• _Task to carry out_
Without the pictures, copy the entries below word for word.

• _Given data_
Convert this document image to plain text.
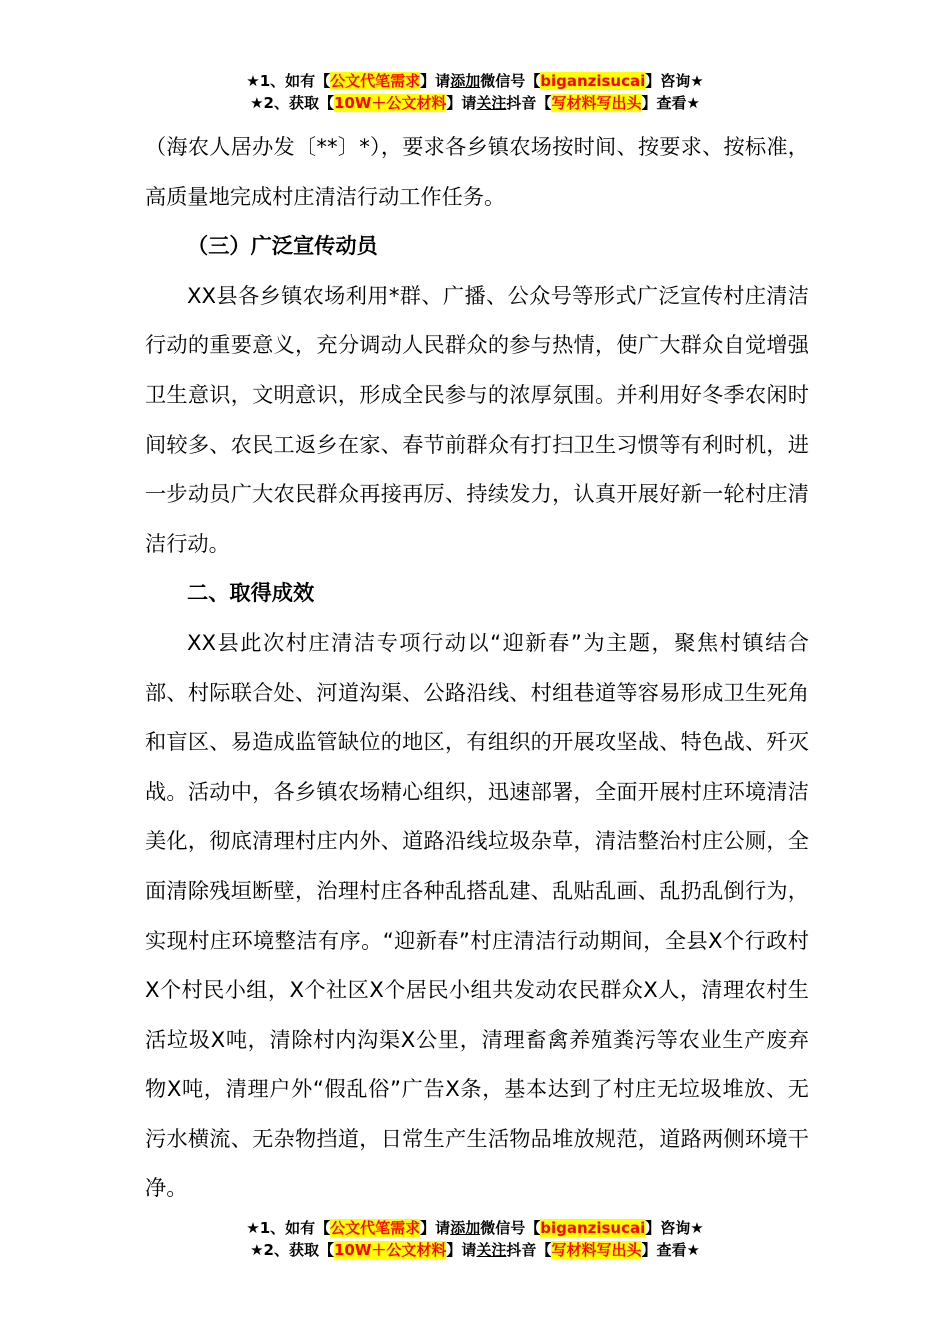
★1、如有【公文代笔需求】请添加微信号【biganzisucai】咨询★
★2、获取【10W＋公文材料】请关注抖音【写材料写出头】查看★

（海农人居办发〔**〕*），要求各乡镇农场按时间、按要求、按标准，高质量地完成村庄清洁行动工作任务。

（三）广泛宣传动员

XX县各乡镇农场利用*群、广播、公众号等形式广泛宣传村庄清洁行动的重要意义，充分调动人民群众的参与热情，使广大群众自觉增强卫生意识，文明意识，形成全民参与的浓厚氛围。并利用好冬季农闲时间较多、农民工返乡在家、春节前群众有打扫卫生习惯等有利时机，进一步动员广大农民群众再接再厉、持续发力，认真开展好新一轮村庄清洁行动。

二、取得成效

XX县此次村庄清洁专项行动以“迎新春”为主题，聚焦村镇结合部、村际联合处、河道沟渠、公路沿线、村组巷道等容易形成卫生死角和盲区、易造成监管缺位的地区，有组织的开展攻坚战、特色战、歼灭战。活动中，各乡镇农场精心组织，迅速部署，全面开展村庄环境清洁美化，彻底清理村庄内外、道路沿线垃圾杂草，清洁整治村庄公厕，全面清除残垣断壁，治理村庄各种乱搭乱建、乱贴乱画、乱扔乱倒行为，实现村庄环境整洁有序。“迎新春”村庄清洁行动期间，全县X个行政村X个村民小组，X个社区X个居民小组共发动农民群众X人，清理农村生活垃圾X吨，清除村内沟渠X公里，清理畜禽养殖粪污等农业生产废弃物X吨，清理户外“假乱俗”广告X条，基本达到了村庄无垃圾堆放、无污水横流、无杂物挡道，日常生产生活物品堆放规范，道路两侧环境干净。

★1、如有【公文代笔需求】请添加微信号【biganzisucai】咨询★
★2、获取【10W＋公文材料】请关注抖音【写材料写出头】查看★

• _Solution to the problem_
Convert this document image to plain text.
★1、如有【公文代笔需求】请添加微信号【biganzisucai】咨询★
★2、获取【10W＋公文材料】请关注抖音【写材料写出头】查看★

（海农人居办发〔**〕*），要求各乡镇农场按时间、按要求、按标准，高质量地完成村庄清洁行动工作任务。

（三）广泛宣传动员

XX县各乡镇农场利用*群、广播、公众号等形式广泛宣传村庄清洁行动的重要意义，充分调动人民群众的参与热情，使广大群众自觉增强卫生意识，文明意识，形成全民参与的浓厚氛围。并利用好冬季农闲时间较多、农民工返乡在家、春节前群众有打扫卫生习惯等有利时机，进一步动员广大农民群众再接再厉、持续发力，认真开展好新一轮村庄清洁行动。

二、取得成效

XX县此次村庄清洁专项行动以“迎新春”为主题，聚焦村镇结合部、村际联合处、河道沟渠、公路沿线、村组巷道等容易形成卫生死角和盲区、易造成监管缺位的地区，有组织的开展攻坚战、特色战、歼灭战。活动中，各乡镇农场精心组织，迅速部署，全面开展村庄环境清洁美化，彻底清理村庄内外、道路沿线垃圾杂草，清洁整治村庄公厕，全面清除残垣断壁，治理村庄各种乱搭乱建、乱贴乱画、乱扔乱倒行为，实现村庄环境整洁有序。“迎新春”村庄清洁行动期间，全县X个行政村X个村民小组，X个社区X个居民小组共发动农民群众X人，清理农村生活垃圾X吨，清除村内沟渠X公里，清理畜禽养殖粪污等农业生产废弃物X吨，清理户外“假乱俗”广告X条，基本达到了村庄无垃圾堆放、无污水横流、无杂物挡道，日常生产生活物品堆放规范，道路两侧环境干净。

★1、如有【公文代笔需求】请添加微信号【biganzisucai】咨询★
★2、获取【10W＋公文材料】请关注抖音【写材料写出头】查看★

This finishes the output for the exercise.